[Start of Source material]

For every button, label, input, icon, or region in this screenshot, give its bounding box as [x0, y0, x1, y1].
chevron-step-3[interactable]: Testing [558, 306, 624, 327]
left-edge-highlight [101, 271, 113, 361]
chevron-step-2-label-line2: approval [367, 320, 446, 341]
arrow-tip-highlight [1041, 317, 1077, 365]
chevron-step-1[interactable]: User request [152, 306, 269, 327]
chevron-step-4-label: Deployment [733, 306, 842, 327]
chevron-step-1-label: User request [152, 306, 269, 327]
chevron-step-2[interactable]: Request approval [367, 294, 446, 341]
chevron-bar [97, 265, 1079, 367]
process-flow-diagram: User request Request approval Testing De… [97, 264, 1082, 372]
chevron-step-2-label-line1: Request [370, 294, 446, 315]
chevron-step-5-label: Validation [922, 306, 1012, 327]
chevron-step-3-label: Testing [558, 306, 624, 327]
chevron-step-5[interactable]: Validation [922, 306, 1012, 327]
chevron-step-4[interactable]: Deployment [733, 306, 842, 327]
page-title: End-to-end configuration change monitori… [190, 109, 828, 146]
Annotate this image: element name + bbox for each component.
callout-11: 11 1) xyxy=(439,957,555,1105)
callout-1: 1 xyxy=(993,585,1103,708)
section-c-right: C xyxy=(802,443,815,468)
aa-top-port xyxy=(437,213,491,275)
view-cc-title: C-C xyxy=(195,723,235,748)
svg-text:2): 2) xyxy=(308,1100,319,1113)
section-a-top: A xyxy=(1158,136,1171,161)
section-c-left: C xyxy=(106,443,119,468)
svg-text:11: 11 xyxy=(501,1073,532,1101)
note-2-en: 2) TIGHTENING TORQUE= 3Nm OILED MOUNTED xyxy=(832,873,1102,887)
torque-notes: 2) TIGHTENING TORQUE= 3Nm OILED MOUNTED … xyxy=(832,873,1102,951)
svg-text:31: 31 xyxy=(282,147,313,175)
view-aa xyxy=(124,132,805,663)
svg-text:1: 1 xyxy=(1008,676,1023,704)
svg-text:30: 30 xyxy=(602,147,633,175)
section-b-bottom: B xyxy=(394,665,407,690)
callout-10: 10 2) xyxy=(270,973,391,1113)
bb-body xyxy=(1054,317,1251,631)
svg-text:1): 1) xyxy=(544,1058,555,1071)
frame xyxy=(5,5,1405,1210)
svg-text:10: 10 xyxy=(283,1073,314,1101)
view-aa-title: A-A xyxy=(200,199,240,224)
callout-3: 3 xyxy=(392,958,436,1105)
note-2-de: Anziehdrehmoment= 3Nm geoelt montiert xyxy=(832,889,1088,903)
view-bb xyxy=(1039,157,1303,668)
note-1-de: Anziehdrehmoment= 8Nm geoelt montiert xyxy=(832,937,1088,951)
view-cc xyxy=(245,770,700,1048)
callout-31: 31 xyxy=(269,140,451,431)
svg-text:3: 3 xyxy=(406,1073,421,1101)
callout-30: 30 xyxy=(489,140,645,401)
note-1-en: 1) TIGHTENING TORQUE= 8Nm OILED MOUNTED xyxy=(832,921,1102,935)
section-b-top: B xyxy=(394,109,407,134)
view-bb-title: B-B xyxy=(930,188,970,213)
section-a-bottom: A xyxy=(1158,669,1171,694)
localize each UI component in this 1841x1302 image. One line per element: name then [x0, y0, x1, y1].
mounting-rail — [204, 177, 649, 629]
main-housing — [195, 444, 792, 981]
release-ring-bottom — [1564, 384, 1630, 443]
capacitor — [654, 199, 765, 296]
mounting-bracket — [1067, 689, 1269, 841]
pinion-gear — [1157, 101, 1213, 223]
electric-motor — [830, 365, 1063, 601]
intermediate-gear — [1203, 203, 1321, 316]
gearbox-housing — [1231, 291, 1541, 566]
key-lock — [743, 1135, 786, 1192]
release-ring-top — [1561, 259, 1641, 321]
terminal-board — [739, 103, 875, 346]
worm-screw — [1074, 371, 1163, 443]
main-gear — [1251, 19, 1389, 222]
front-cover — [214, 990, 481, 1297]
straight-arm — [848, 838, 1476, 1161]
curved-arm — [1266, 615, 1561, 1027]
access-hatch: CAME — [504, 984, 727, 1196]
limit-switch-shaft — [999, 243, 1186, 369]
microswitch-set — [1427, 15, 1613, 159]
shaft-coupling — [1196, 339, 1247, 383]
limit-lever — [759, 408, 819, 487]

[End of Source material]

■ **Written task**
Extract every line of the listing above and repeat each one exactly as it stands, character for character.

■ **Written response**
For every button, label, input, icon, or region in this screenshot, give its bounding box as [x0, y0, x1, y1].
chevron-step-3[interactable]: Testing [558, 306, 624, 327]
left-edge-highlight [101, 271, 113, 361]
chevron-step-2-label-line2: approval [367, 320, 446, 341]
arrow-tip-highlight [1041, 317, 1077, 365]
chevron-step-1[interactable]: User request [152, 306, 269, 327]
chevron-step-4-label: Deployment [733, 306, 842, 327]
chevron-step-1-label: User request [152, 306, 269, 327]
chevron-step-2[interactable]: Request approval [367, 294, 446, 341]
chevron-bar [97, 265, 1079, 367]
process-flow-diagram: User request Request approval Testing De… [97, 264, 1082, 372]
chevron-step-2-label-line1: Request [370, 294, 446, 315]
chevron-step-5-label: Validation [922, 306, 1012, 327]
chevron-step-3-label: Testing [558, 306, 624, 327]
chevron-step-5[interactable]: Validation [922, 306, 1012, 327]
chevron-step-4[interactable]: Deployment [733, 306, 842, 327]
page-title: End-to-end configuration change monitori… [190, 109, 828, 146]
Annotate this image: element name + bbox for each component.
callout-11: 11 1) xyxy=(439,957,555,1105)
callout-1: 1 xyxy=(993,585,1103,708)
section-c-right: C xyxy=(802,443,815,468)
aa-top-port xyxy=(437,213,491,275)
view-cc-title: C-C xyxy=(195,723,235,748)
svg-text:2): 2) xyxy=(308,1100,319,1113)
section-a-top: A xyxy=(1158,136,1171,161)
section-c-left: C xyxy=(106,443,119,468)
svg-text:11: 11 xyxy=(501,1073,532,1101)
note-2-en: 2) TIGHTENING TORQUE= 3Nm OILED MOUNTED xyxy=(832,873,1102,887)
torque-notes: 2) TIGHTENING TORQUE= 3Nm OILED MOUNTED … xyxy=(832,873,1102,951)
svg-text:31: 31 xyxy=(282,147,313,175)
view-aa xyxy=(124,132,805,663)
svg-text:1: 1 xyxy=(1008,676,1023,704)
svg-text:30: 30 xyxy=(602,147,633,175)
section-b-bottom: B xyxy=(394,665,407,690)
callout-10: 10 2) xyxy=(270,973,391,1113)
bb-body xyxy=(1054,317,1251,631)
svg-text:1): 1) xyxy=(544,1058,555,1071)
frame xyxy=(5,5,1405,1210)
svg-text:10: 10 xyxy=(283,1073,314,1101)
view-aa-title: A-A xyxy=(200,199,240,224)
callout-3: 3 xyxy=(392,958,436,1105)
note-2-de: Anziehdrehmoment= 3Nm geoelt montiert xyxy=(832,889,1088,903)
view-bb xyxy=(1039,157,1303,668)
note-1-de: Anziehdrehmoment= 8Nm geoelt montiert xyxy=(832,937,1088,951)
view-cc xyxy=(245,770,700,1048)
callout-31: 31 xyxy=(269,140,451,431)
svg-text:3: 3 xyxy=(406,1073,421,1101)
callout-30: 30 xyxy=(489,140,645,401)
note-1-en: 1) TIGHTENING TORQUE= 8Nm OILED MOUNTED xyxy=(832,921,1102,935)
section-b-top: B xyxy=(394,109,407,134)
view-bb-title: B-B xyxy=(930,188,970,213)
section-a-bottom: A xyxy=(1158,669,1171,694)
localize each UI component in this 1841x1302 image. One line per element: name then [x0, y0, x1, y1].
mounting-rail — [204, 177, 649, 629]
main-housing — [195, 444, 792, 981]
release-ring-bottom — [1564, 384, 1630, 443]
capacitor — [654, 199, 765, 296]
mounting-bracket — [1067, 689, 1269, 841]
pinion-gear — [1157, 101, 1213, 223]
electric-motor — [830, 365, 1063, 601]
intermediate-gear — [1203, 203, 1321, 316]
gearbox-housing — [1231, 291, 1541, 566]
key-lock — [743, 1135, 786, 1192]
release-ring-top — [1561, 259, 1641, 321]
terminal-board — [739, 103, 875, 346]
worm-screw — [1074, 371, 1163, 443]
main-gear — [1251, 19, 1389, 222]
front-cover — [214, 990, 481, 1297]
straight-arm — [848, 838, 1476, 1161]
curved-arm — [1266, 615, 1561, 1027]
access-hatch: CAME — [504, 984, 727, 1196]
limit-switch-shaft — [999, 243, 1186, 369]
microswitch-set — [1427, 15, 1613, 159]
shaft-coupling — [1196, 339, 1247, 383]
limit-lever — [759, 408, 819, 487]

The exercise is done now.